▶ _TASK TO CARRY OUT_: Locate every line that holds the string "marker" and copy it.

[Figure collection entries]
· · · ·

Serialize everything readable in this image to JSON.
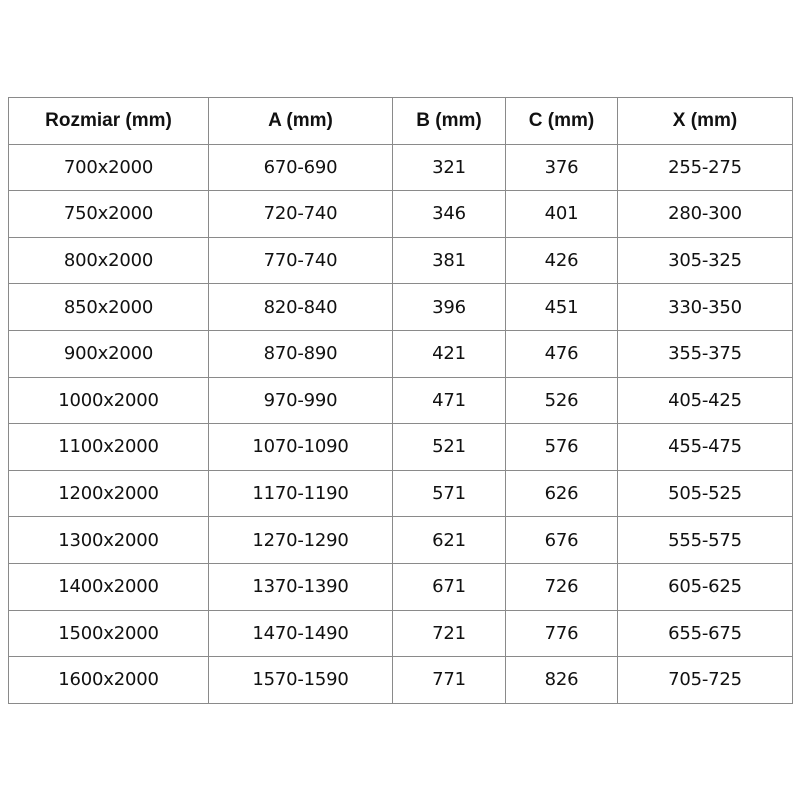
{
  "table": {
    "headers": [
      "Rozmiar (mm)",
      "A (mm)",
      "B (mm)",
      "C (mm)",
      "X (mm)"
    ],
    "rows": [
      [
        "700x2000",
        "670-690",
        "321",
        "376",
        "255-275"
      ],
      [
        "750x2000",
        "720-740",
        "346",
        "401",
        "280-300"
      ],
      [
        "800x2000",
        "770-740",
        "381",
        "426",
        "305-325"
      ],
      [
        "850x2000",
        "820-840",
        "396",
        "451",
        "330-350"
      ],
      [
        "900x2000",
        "870-890",
        "421",
        "476",
        "355-375"
      ],
      [
        "1000x2000",
        "970-990",
        "471",
        "526",
        "405-425"
      ],
      [
        "1100x2000",
        "1070-1090",
        "521",
        "576",
        "455-475"
      ],
      [
        "1200x2000",
        "1170-1190",
        "571",
        "626",
        "505-525"
      ],
      [
        "1300x2000",
        "1270-1290",
        "621",
        "676",
        "555-575"
      ],
      [
        "1400x2000",
        "1370-1390",
        "671",
        "726",
        "605-625"
      ],
      [
        "1500x2000",
        "1470-1490",
        "721",
        "776",
        "655-675"
      ],
      [
        "1600x2000",
        "1570-1590",
        "771",
        "826",
        "705-725"
      ]
    ]
  }
}
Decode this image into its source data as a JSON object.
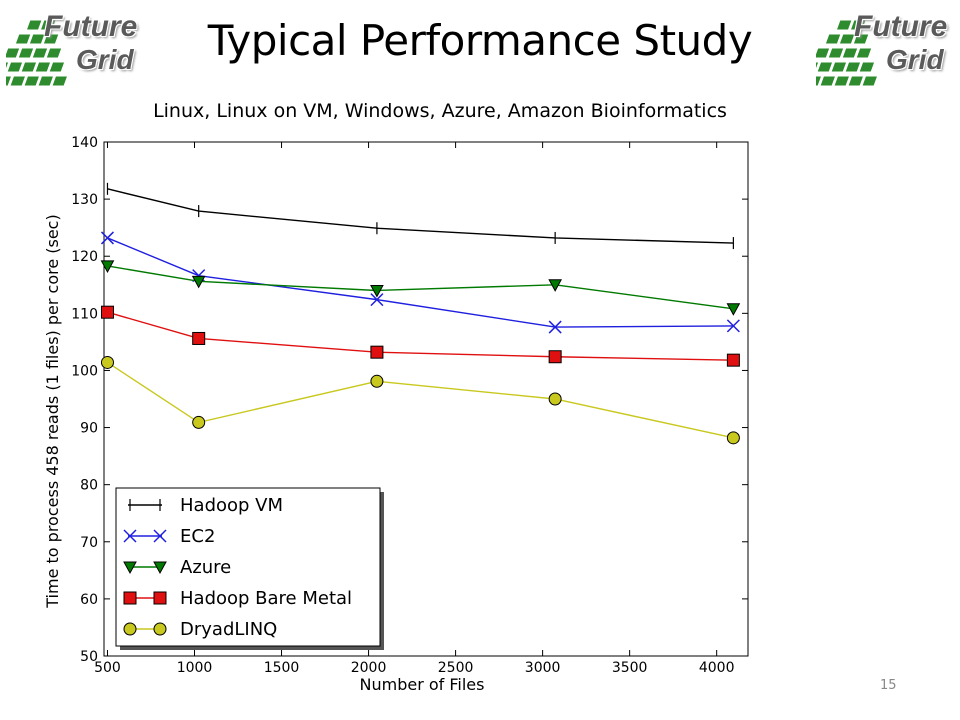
{
  "slide": {
    "title": "Typical Performance Study",
    "subtitle": "Linux, Linux on VM, Windows, Azure, Amazon Bioinformatics",
    "page_number": "15",
    "logo": {
      "line1": "Future",
      "line2": "Grid"
    }
  },
  "chart_data": {
    "type": "line",
    "title": "",
    "xlabel": "Number of Files",
    "ylabel": "Time to process 458 reads (1 files) per core (sec)",
    "xlim": [
      480,
      4180
    ],
    "ylim": [
      50,
      140
    ],
    "xticks": [
      500,
      1000,
      1500,
      2000,
      2500,
      3000,
      3500,
      4000
    ],
    "yticks": [
      50,
      60,
      70,
      80,
      90,
      100,
      110,
      120,
      130,
      140
    ],
    "grid": false,
    "legend_position": "lower-left",
    "series": [
      {
        "name": "Hadoop VM",
        "color": "#000000",
        "marker": "vline",
        "x": [
          500,
          1024,
          2048,
          3072,
          4096
        ],
        "y": [
          131.8,
          127.9,
          124.9,
          123.2,
          122.3
        ]
      },
      {
        "name": "EC2",
        "color": "#1f1fe0",
        "marker": "x",
        "x": [
          500,
          1024,
          2048,
          3072,
          4096
        ],
        "y": [
          123.2,
          116.6,
          112.4,
          107.6,
          107.8
        ]
      },
      {
        "name": "Azure",
        "color": "#007a00",
        "marker": "triangle-down",
        "x": [
          500,
          1024,
          2048,
          3072,
          4096
        ],
        "y": [
          118.3,
          115.6,
          114.0,
          115.0,
          110.8
        ]
      },
      {
        "name": "Hadoop Bare Metal",
        "color": "#e01010",
        "marker": "square",
        "x": [
          500,
          1024,
          2048,
          3072,
          4096
        ],
        "y": [
          110.2,
          105.6,
          103.2,
          102.4,
          101.8
        ]
      },
      {
        "name": "DryadLINQ",
        "color": "#c8c81e",
        "marker": "circle",
        "x": [
          500,
          1024,
          2048,
          3072,
          4096
        ],
        "y": [
          101.4,
          90.9,
          98.1,
          95.0,
          88.2
        ]
      }
    ]
  }
}
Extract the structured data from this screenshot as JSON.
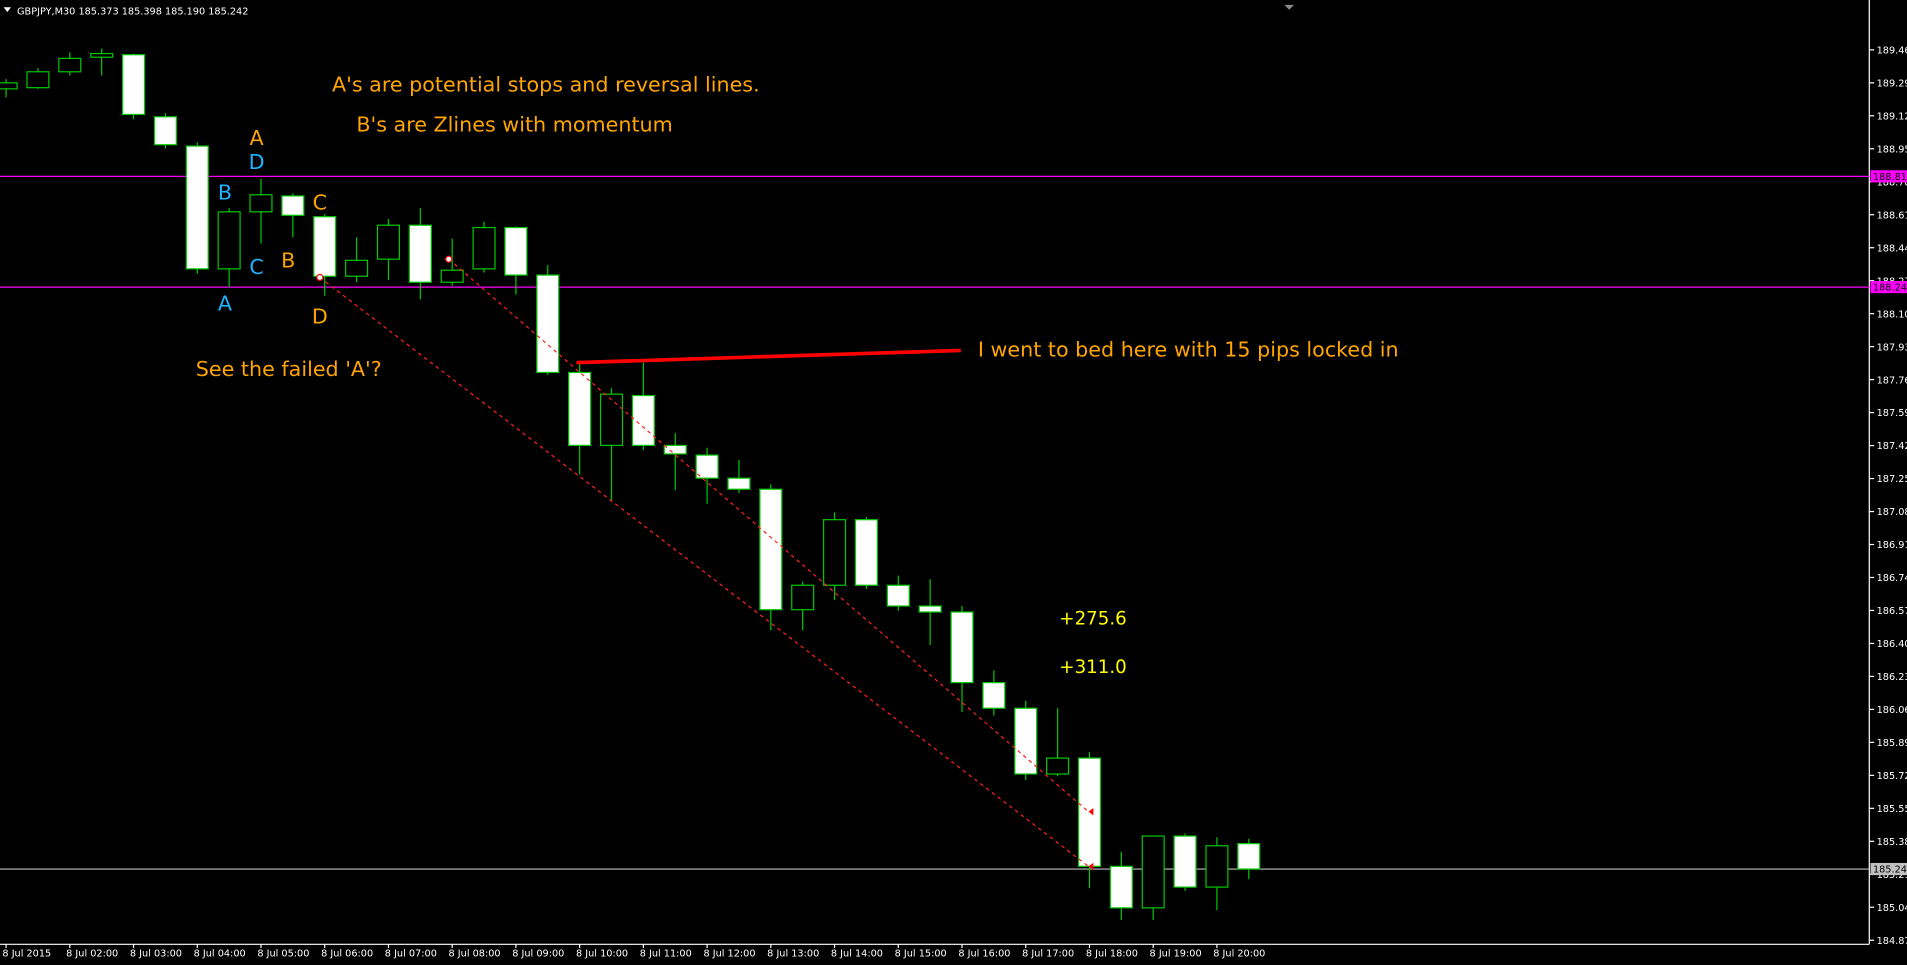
{
  "chart_data": {
    "type": "candlestick",
    "header": "GBPJPY,M30  185.373 185.398 185.190 185.242",
    "categories": [
      "8 Jul 2015",
      null,
      "8 Jul 02:00",
      null,
      "8 Jul 03:00",
      null,
      "8 Jul 04:00",
      null,
      "8 Jul 05:00",
      null,
      "8 Jul 06:00",
      null,
      "8 Jul 07:00",
      null,
      "8 Jul 08:00",
      null,
      "8 Jul 09:00",
      null,
      "8 Jul 10:00",
      null,
      "8 Jul 11:00",
      null,
      "8 Jul 12:00",
      null,
      "8 Jul 13:00",
      null,
      "8 Jul 14:00",
      null,
      "8 Jul 15:00",
      null,
      "8 Jul 16:00",
      null,
      "8 Jul 17:00",
      null,
      "8 Jul 18:00",
      null,
      "8 Jul 19:00",
      null,
      "8 Jul 20:00",
      null
    ],
    "open": [
      189.264,
      189.27,
      189.352,
      189.427,
      189.44,
      189.12,
      188.969,
      188.336,
      188.63,
      188.712,
      188.605,
      188.298,
      188.386,
      188.561,
      188.267,
      188.336,
      188.549,
      188.304,
      187.802,
      187.426,
      187.683,
      187.426,
      187.376,
      187.257,
      187.2,
      186.579,
      186.705,
      187.043,
      186.705,
      186.598,
      186.567,
      186.203,
      186.071,
      185.732,
      185.814,
      185.256,
      185.042,
      185.412,
      185.149,
      185.373
    ],
    "high": [
      189.314,
      189.371,
      189.452,
      189.471,
      189.446,
      189.139,
      188.988,
      188.649,
      188.8,
      188.725,
      188.618,
      188.499,
      188.593,
      188.649,
      188.492,
      188.58,
      188.555,
      188.355,
      187.853,
      187.721,
      187.853,
      187.489,
      187.414,
      187.351,
      187.225,
      186.724,
      187.081,
      187.056,
      186.755,
      186.736,
      186.598,
      186.266,
      186.109,
      186.071,
      185.845,
      185.331,
      185.412,
      185.425,
      185.406,
      185.398
    ],
    "low": [
      189.22,
      189.264,
      189.333,
      189.333,
      189.107,
      188.957,
      188.311,
      188.242,
      188.467,
      188.499,
      188.198,
      188.267,
      188.279,
      188.179,
      188.248,
      188.317,
      188.204,
      187.79,
      187.276,
      187.138,
      187.401,
      187.194,
      187.125,
      187.181,
      186.473,
      186.473,
      186.629,
      186.686,
      186.573,
      186.397,
      186.052,
      186.034,
      185.701,
      185.72,
      185.143,
      184.98,
      184.98,
      185.13,
      185.03,
      185.19
    ],
    "close": [
      189.295,
      189.352,
      189.421,
      189.446,
      189.132,
      188.976,
      188.336,
      188.63,
      188.718,
      188.612,
      188.298,
      188.38,
      188.561,
      188.267,
      188.329,
      188.549,
      188.304,
      187.802,
      187.426,
      187.69,
      187.426,
      187.382,
      187.257,
      187.2,
      186.579,
      186.705,
      187.043,
      186.705,
      186.598,
      186.567,
      186.203,
      186.071,
      185.732,
      185.814,
      185.256,
      185.042,
      185.412,
      185.149,
      185.362,
      185.242
    ],
    "up_color": "#00c800",
    "down_color": "#ffffff",
    "ylim": [
      184.854,
      189.722
    ],
    "yticks": [
      189.465,
      189.295,
      189.125,
      188.955,
      188.785,
      188.615,
      188.445,
      188.275,
      188.105,
      187.935,
      187.765,
      187.595,
      187.425,
      187.255,
      187.085,
      186.915,
      186.745,
      186.575,
      186.405,
      186.235,
      186.065,
      185.895,
      185.725,
      185.555,
      185.385,
      185.215,
      185.045,
      184.875
    ],
    "price_lines": [
      {
        "value": 188.813,
        "color": "#ff00ff"
      },
      {
        "value": 188.242,
        "color": "#ff00ff"
      },
      {
        "value": 185.242,
        "color": "#c0c0c0"
      }
    ],
    "annotations": [
      "A's are potential stops and reversal lines.",
      "B's are Zlines with momentum",
      "See the failed 'A'?",
      "I went to bed here with 15 pips locked in",
      "+275.6",
      "+311.0",
      "A",
      "D",
      "B",
      "C",
      "A",
      "B",
      "C",
      "D"
    ]
  }
}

· · · ·

▶ _EXERCISE OUTPUT_:
        "marker": "vline",
        "marker": "x",
        "marker": "triangle-down",
        "marker": "square",
        "marker": "circle",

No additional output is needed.